Given exercise: Copy each line below that includes "JSON".

Listed entries:
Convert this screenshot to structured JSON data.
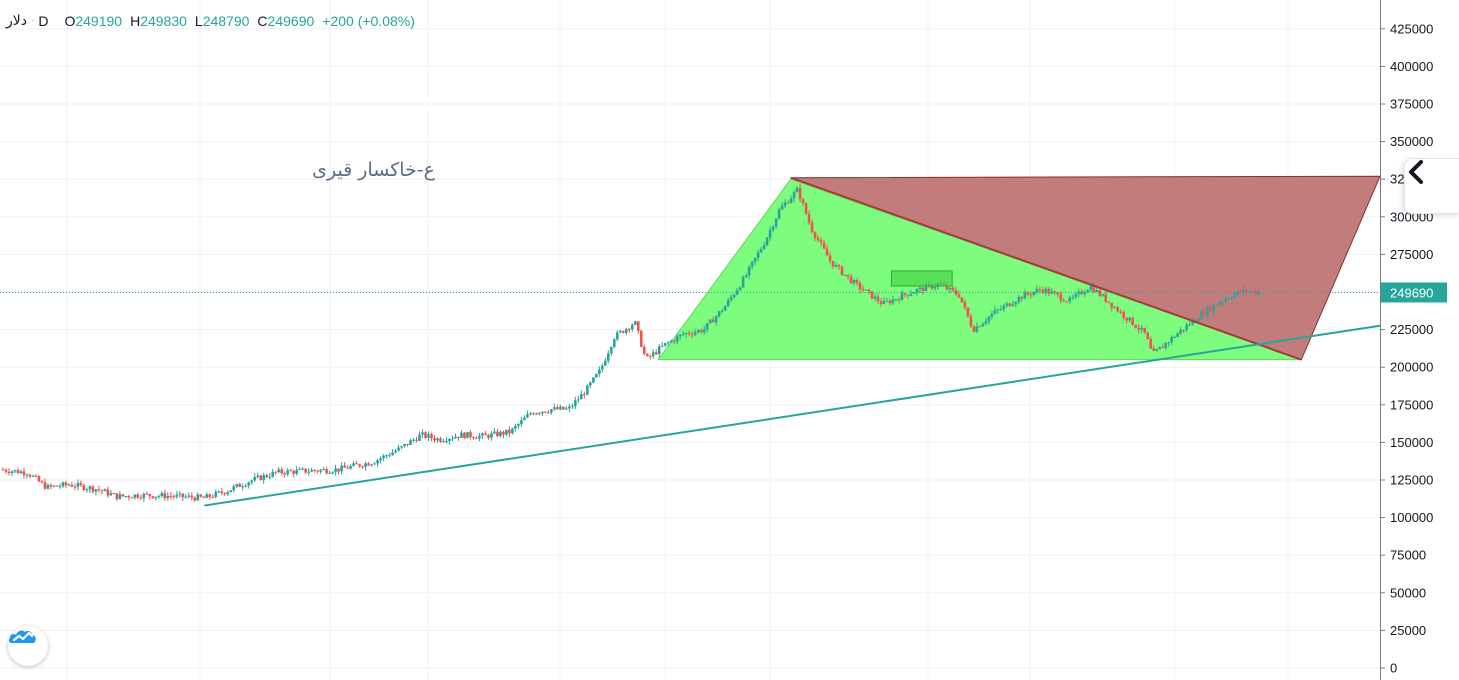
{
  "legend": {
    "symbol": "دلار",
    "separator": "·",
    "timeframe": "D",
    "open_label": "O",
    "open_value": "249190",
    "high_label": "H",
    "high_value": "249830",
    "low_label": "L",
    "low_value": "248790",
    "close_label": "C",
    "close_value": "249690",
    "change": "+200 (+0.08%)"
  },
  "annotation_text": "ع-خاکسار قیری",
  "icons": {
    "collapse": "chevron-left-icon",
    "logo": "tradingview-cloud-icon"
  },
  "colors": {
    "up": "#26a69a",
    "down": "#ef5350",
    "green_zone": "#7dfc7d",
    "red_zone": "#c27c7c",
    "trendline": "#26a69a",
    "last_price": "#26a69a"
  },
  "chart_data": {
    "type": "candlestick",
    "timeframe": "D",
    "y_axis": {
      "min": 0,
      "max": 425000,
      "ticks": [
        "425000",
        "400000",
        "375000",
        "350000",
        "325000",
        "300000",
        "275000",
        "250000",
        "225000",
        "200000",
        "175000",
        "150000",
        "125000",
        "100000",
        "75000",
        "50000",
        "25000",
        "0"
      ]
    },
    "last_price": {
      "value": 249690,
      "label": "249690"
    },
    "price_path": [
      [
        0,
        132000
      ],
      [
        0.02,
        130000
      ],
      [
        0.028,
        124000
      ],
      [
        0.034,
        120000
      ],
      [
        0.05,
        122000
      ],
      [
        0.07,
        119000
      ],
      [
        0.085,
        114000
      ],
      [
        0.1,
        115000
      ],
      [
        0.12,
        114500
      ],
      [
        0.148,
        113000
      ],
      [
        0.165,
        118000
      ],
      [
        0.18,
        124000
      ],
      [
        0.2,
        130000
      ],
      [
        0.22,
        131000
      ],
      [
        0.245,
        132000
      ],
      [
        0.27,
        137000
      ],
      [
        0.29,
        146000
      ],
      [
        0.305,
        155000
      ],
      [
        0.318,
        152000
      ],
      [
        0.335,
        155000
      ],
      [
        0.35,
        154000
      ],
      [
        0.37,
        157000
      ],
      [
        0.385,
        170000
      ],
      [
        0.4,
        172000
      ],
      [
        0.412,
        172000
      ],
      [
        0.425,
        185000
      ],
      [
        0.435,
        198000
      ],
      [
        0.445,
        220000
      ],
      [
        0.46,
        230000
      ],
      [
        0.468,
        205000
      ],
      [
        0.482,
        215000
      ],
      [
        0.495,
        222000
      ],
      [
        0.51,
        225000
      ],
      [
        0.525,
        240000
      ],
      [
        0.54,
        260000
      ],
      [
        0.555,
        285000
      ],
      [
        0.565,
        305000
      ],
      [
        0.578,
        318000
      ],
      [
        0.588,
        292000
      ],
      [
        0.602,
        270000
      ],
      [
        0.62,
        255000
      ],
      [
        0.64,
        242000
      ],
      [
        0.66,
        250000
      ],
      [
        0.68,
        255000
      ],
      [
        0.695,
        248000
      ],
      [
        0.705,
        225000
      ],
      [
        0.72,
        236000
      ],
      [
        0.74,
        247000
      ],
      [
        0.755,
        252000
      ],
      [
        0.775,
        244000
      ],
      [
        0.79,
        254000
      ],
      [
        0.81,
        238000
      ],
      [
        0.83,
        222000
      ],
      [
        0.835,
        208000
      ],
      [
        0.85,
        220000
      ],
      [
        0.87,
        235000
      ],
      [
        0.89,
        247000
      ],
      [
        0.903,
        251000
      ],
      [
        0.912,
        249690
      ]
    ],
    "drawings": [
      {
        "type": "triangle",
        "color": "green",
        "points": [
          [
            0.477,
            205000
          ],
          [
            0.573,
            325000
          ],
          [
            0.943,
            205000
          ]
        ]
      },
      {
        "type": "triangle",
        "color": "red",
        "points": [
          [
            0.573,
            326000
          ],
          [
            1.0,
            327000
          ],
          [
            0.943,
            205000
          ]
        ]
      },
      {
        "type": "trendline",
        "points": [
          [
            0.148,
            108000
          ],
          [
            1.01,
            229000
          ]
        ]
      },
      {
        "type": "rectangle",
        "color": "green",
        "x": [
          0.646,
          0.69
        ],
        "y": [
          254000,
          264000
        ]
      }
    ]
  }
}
==
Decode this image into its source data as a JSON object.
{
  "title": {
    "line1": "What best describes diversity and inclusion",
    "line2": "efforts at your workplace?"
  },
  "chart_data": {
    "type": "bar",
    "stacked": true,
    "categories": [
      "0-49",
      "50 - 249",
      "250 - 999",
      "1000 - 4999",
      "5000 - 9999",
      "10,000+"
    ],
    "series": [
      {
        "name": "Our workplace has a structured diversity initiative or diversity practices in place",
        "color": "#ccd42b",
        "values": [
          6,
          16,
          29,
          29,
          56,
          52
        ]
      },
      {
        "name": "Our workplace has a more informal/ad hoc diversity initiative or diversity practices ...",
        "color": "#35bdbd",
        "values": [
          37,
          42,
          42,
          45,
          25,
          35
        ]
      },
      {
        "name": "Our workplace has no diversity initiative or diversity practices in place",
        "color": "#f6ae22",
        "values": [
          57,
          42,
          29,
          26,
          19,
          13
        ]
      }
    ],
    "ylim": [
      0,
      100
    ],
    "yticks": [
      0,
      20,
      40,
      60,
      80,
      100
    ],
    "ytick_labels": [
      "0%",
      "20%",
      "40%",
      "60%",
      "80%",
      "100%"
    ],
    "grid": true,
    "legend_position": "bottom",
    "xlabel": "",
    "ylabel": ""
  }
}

Output below:
Convert this screenshot to structured JSON data.
Decode this image into its source data as a JSON object.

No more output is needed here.